- Information shown -
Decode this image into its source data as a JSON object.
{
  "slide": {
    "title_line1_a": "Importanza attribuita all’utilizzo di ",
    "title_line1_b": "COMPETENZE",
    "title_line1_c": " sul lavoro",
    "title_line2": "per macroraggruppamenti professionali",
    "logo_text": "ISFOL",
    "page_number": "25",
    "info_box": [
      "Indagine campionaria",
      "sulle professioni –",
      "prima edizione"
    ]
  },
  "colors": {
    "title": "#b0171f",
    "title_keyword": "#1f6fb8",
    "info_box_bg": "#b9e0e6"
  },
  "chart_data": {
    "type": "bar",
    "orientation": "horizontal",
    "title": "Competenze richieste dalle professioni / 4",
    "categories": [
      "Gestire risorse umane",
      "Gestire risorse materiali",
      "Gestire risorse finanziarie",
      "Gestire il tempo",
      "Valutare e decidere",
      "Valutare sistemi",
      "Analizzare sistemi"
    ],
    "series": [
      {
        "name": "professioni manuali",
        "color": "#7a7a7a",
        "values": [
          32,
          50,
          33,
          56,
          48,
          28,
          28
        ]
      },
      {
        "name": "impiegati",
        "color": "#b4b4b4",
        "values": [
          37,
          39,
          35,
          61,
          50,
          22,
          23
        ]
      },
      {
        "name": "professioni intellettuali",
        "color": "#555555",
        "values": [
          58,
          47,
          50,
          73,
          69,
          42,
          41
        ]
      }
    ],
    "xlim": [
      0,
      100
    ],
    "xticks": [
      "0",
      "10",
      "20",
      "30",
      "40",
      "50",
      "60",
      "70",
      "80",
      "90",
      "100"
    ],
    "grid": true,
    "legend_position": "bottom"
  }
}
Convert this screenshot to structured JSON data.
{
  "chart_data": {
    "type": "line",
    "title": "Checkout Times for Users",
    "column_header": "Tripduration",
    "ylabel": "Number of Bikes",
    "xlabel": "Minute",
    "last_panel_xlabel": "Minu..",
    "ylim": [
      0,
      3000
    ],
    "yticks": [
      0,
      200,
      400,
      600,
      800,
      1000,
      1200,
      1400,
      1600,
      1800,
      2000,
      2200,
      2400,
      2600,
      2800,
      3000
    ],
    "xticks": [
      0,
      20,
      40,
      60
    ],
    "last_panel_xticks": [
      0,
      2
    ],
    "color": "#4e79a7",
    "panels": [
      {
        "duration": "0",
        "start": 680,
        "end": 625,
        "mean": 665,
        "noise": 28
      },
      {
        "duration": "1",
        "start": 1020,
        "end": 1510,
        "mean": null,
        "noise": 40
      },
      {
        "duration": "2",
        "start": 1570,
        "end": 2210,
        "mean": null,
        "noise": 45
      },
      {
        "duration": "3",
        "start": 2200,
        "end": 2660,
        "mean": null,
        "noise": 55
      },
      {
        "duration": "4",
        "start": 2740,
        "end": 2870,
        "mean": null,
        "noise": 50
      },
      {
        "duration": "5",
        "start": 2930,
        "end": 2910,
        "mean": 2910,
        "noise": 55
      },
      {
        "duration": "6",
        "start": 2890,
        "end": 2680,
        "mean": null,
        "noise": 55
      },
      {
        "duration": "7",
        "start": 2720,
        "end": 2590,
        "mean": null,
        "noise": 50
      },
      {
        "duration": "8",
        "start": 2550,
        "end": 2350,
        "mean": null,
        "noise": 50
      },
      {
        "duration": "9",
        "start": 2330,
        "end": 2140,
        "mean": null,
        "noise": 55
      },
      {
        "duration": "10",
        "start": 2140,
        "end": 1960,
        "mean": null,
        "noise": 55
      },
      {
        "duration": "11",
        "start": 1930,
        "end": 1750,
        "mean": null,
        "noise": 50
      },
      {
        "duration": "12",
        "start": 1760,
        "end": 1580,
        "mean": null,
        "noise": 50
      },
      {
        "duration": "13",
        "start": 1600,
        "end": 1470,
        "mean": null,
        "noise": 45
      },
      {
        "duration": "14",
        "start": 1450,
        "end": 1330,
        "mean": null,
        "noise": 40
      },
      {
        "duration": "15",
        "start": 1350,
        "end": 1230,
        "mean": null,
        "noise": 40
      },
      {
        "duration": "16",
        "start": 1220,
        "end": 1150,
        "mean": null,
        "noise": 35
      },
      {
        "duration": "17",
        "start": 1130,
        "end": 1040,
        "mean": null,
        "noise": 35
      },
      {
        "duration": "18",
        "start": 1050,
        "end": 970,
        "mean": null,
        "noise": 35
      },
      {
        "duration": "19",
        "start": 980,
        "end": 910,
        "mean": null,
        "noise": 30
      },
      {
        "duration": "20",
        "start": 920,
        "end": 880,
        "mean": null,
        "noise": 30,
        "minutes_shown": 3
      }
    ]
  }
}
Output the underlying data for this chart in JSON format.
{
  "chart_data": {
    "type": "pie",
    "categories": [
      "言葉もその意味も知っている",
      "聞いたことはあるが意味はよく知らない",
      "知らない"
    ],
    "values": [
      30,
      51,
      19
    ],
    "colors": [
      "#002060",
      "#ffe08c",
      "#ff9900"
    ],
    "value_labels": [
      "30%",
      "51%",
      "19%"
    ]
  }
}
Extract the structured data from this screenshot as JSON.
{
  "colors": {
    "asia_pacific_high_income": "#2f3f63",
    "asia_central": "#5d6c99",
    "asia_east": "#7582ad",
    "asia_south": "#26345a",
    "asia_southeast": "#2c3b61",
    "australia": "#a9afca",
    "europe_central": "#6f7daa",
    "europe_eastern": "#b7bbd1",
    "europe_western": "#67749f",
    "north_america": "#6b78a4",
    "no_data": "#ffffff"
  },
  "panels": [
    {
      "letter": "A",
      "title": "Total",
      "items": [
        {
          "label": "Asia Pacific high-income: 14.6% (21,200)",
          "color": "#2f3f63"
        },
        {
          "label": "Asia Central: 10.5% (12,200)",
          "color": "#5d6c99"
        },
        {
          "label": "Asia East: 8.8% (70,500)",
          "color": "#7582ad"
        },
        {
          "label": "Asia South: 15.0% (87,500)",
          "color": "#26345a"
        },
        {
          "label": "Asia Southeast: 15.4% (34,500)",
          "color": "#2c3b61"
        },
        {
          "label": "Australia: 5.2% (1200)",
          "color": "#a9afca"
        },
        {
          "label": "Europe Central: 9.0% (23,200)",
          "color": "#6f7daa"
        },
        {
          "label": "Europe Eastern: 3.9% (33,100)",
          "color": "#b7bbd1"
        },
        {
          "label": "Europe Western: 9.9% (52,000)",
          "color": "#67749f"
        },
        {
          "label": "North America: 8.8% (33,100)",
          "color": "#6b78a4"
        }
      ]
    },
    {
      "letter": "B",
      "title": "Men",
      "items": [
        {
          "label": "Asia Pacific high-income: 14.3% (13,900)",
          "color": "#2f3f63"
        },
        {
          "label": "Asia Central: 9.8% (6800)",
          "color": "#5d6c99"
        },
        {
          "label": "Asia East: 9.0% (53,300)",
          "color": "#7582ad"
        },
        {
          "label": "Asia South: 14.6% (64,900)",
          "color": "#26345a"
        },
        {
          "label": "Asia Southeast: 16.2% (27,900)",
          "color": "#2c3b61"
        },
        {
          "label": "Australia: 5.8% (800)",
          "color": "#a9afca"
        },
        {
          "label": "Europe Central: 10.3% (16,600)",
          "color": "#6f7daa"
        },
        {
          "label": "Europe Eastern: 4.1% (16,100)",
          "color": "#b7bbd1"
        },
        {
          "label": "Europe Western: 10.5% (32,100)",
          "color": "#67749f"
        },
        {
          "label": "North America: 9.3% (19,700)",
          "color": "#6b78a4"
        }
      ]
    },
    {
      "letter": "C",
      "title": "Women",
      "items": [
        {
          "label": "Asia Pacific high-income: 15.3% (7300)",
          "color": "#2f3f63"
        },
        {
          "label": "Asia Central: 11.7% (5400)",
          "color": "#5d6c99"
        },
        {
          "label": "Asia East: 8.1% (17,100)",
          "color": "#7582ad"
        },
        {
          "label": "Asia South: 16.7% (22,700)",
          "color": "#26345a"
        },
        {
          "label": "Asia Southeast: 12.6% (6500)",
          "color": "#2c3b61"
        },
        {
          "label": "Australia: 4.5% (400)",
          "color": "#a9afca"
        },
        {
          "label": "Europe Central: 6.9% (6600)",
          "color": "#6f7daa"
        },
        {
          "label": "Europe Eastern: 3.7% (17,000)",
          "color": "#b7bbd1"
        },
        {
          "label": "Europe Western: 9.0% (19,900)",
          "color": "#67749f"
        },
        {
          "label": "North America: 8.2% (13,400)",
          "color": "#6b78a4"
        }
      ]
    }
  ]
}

- What this task involves -
Copy all lines of the material above where the string "name" occurs.

- Complete answer -
        "name": "professioni manuali",
        "name": "impiegati",
        "name": "professioni intellettuali",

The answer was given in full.